● JOB
Write the material out again in full, exactly.

● SUPPLIED MATERIAL
┄┄┄┄┄┄┄┄┄┄

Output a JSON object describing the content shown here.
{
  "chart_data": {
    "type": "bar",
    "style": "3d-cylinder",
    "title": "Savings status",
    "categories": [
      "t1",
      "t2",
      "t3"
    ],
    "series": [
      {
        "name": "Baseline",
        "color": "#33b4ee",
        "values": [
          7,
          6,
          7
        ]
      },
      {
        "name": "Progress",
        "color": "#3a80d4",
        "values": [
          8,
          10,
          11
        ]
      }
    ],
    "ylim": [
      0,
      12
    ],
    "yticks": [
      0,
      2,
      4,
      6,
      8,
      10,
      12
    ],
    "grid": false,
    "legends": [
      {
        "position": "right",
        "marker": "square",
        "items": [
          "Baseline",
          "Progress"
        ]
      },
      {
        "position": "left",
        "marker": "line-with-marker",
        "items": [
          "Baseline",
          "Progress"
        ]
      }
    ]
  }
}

┄┄┄┄┄┄┄┄┄┄

● REPLY
Output a JSON object describing the content shown here.
{
  "chart_data": {
    "type": "bar",
    "style": "3d-cylinder",
    "title": "Savings status",
    "categories": [
      "t1",
      "t2",
      "t3"
    ],
    "series": [
      {
        "name": "Baseline",
        "color": "#33b4ee",
        "values": [
          7,
          6,
          7
        ]
      },
      {
        "name": "Progress",
        "color": "#3a80d4",
        "values": [
          8,
          10,
          11
        ]
      }
    ],
    "ylim": [
      0,
      12
    ],
    "yticks": [
      0,
      2,
      4,
      6,
      8,
      10,
      12
    ],
    "grid": false,
    "legends": [
      {
        "position": "right",
        "marker": "square",
        "items": [
          "Baseline",
          "Progress"
        ]
      },
      {
        "position": "left",
        "marker": "line-with-marker",
        "items": [
          "Baseline",
          "Progress"
        ]
      }
    ]
  }
}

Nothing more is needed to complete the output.